* _PROVIDED RECORDS_
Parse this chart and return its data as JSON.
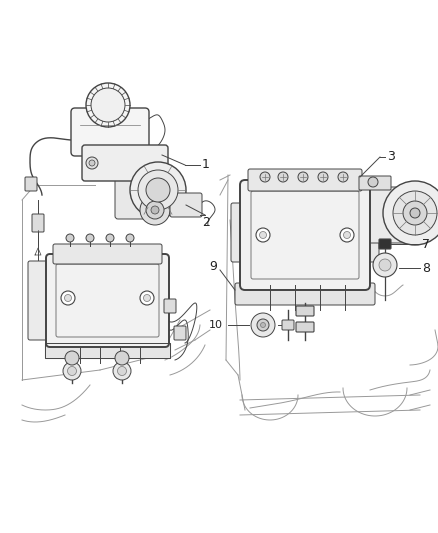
{
  "bg_color": "#ffffff",
  "lc": "#444444",
  "lc_light": "#999999",
  "lc_mid": "#777777",
  "fig_width": 4.38,
  "fig_height": 5.33,
  "dpi": 100
}
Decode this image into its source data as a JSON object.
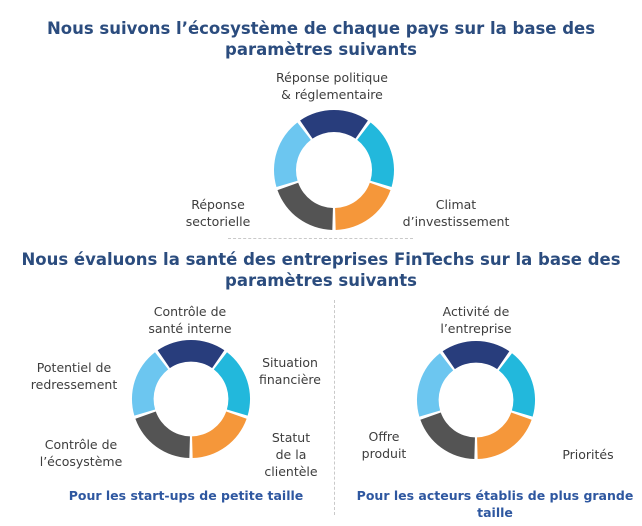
{
  "colors": {
    "navy": "#283d7c",
    "teal": "#22b8dc",
    "orange": "#f5973a",
    "dark_gray": "#545454",
    "light_blue": "#6cc6f0",
    "heading": "#2b4c7e",
    "caption": "#2e57a0"
  },
  "section1": {
    "title": "Nous suivons l’écosystème de chaque pays sur la base des\nparamètres suivants",
    "labels": {
      "top": "Réponse politique\n& réglementaire",
      "right": "Climat\nd’investissement",
      "left": "Réponse\nsectorielle"
    }
  },
  "section2": {
    "title": "Nous évaluons la santé des entreprises FinTechs sur la base des\nparamètres suivants",
    "left_diagram": {
      "labels": {
        "top": "Contrôle de\nsanté interne",
        "right_top": "Situation\nfinancière",
        "right_bottom": "Statut\nde la\nclientèle",
        "left_top": "Potentiel de\nredressement",
        "left_bottom": "Contrôle de\nl’écosystème"
      },
      "caption": "Pour les start-ups de petite taille"
    },
    "right_diagram": {
      "labels": {
        "top": "Activité de\nl’entreprise",
        "left": "Offre\nproduit",
        "right": "Priorités"
      },
      "caption": "Pour les acteurs établis de plus grande\ntaille"
    }
  }
}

* _EXERCISE_
Which lines above contain "Pour"? Show each of them.

* _EXPECTED ANSWER_
      "caption": "Pour les start-ups de petite taille"
      "caption": "Pour les acteurs établis de plus grande\ntaille"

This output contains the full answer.